=== Text block ===

Fixed, replaced with AVERROR_EXTERNAL.



> > +    }
> > +
> > +    cbuf_create.commandPool = p->cmd_pool;
> > +
> > +    ret = vkAllocateCommandBuffers(hwctx->act_dev, &cbuf_create,
> &p->cmd_buf);
> > +    if (ret != VK_SUCCESS) {
> > +        av_log(ctx, AV_LOG_ERROR, "Command buffer alloc failure: %s\n",
> > +               vk_ret2str(ret));
> > +        return 1;
> > +    }
> > +
> > +    ret = vkCreateFence(hwctx->act_dev, &fence_spawn,
> > +                        hwctx->alloc, &p->cmd_fence);
> > +    if (ret != VK_SUCCESS) {
> > +        av_log(ctx, AV_LOG_ERROR, "Failed to create frame fence: %s\n",
> > +               vk_ret2str(ret));
> > +        return 1;
> > +    }
> > +
> > +    vkGetDeviceQueue(hwctx->act_dev, hwctx->queue_family_tx_index, 0,
> > +                     &p->cmd_queue);
> > +
> > +    return 0;
> > +}
> > +
> > +static void free_exec_ctx(AVHWDeviceContext *ctx)
> > +{
> > +    AVVulkanDeviceContext *hwctx = ctx->hwctx;
> > +    VulkanDevicePriv *p = ctx->internal->priv;
> > +
> > +    if (!p)
>
> This can never be true - priv is set before the free function.

===

## Given task 1:
Reproduce, word for word, the rows from their first line through the line containing "cell-lux-med: 113 bbox=[574, 551, 681, 628]", including both of those lines.

=== Excerpted records ===

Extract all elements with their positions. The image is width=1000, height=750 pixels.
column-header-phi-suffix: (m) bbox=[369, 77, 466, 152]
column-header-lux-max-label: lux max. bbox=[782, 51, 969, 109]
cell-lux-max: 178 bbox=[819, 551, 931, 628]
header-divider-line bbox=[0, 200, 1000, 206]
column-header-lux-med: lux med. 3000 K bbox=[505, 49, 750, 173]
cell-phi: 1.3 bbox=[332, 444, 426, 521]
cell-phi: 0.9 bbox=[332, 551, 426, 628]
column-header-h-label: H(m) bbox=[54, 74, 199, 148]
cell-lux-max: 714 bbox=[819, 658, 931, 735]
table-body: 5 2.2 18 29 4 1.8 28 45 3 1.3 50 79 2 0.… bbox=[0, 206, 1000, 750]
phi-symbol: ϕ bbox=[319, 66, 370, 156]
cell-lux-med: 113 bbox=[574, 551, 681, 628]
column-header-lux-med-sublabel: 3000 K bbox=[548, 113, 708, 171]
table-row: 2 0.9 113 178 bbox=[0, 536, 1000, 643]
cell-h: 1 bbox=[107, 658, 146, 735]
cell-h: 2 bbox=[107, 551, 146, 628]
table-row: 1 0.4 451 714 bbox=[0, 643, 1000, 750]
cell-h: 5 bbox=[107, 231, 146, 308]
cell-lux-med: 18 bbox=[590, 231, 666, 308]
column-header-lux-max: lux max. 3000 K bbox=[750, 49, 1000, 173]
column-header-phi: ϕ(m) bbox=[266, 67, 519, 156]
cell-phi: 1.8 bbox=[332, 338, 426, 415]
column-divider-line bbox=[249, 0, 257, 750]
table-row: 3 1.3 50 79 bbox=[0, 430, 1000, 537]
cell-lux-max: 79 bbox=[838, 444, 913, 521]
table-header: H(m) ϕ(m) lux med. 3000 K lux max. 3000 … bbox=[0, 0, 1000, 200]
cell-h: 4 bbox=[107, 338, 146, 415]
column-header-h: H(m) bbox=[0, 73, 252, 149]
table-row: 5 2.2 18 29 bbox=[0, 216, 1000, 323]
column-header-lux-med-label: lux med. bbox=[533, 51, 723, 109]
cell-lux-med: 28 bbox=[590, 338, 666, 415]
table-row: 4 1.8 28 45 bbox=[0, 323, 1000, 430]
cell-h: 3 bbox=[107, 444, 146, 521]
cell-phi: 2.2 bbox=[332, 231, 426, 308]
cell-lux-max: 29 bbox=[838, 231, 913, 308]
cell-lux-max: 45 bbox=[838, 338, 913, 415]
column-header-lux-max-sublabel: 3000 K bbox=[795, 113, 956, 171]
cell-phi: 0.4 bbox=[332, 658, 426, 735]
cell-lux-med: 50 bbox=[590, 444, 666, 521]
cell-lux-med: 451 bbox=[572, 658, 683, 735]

===

## Given task 2:
In the code review text, what reason does the reviewer give for saying the check `if (!p)` can never be true?

## Correct result 1:
Extract all elements with their positions. The image is width=1000, height=750 pixels.
column-header-phi-suffix: (m) bbox=[369, 77, 466, 152]
column-header-lux-max-label: lux max. bbox=[782, 51, 969, 109]
cell-lux-max: 178 bbox=[819, 551, 931, 628]
header-divider-line bbox=[0, 200, 1000, 206]
column-header-lux-med: lux med. 3000 K bbox=[505, 49, 750, 173]
cell-phi: 1.3 bbox=[332, 444, 426, 521]
cell-phi: 0.9 bbox=[332, 551, 426, 628]
column-header-h-label: H(m) bbox=[54, 74, 199, 148]
cell-lux-max: 714 bbox=[819, 658, 931, 735]
table-body: 5 2.2 18 29 4 1.8 28 45 3 1.3 50 79 2 0.… bbox=[0, 206, 1000, 750]
phi-symbol: ϕ bbox=[319, 66, 370, 156]
cell-lux-med: 113 bbox=[574, 551, 681, 628]

## Correct result 2:
The reviewer says priv is set before the free function.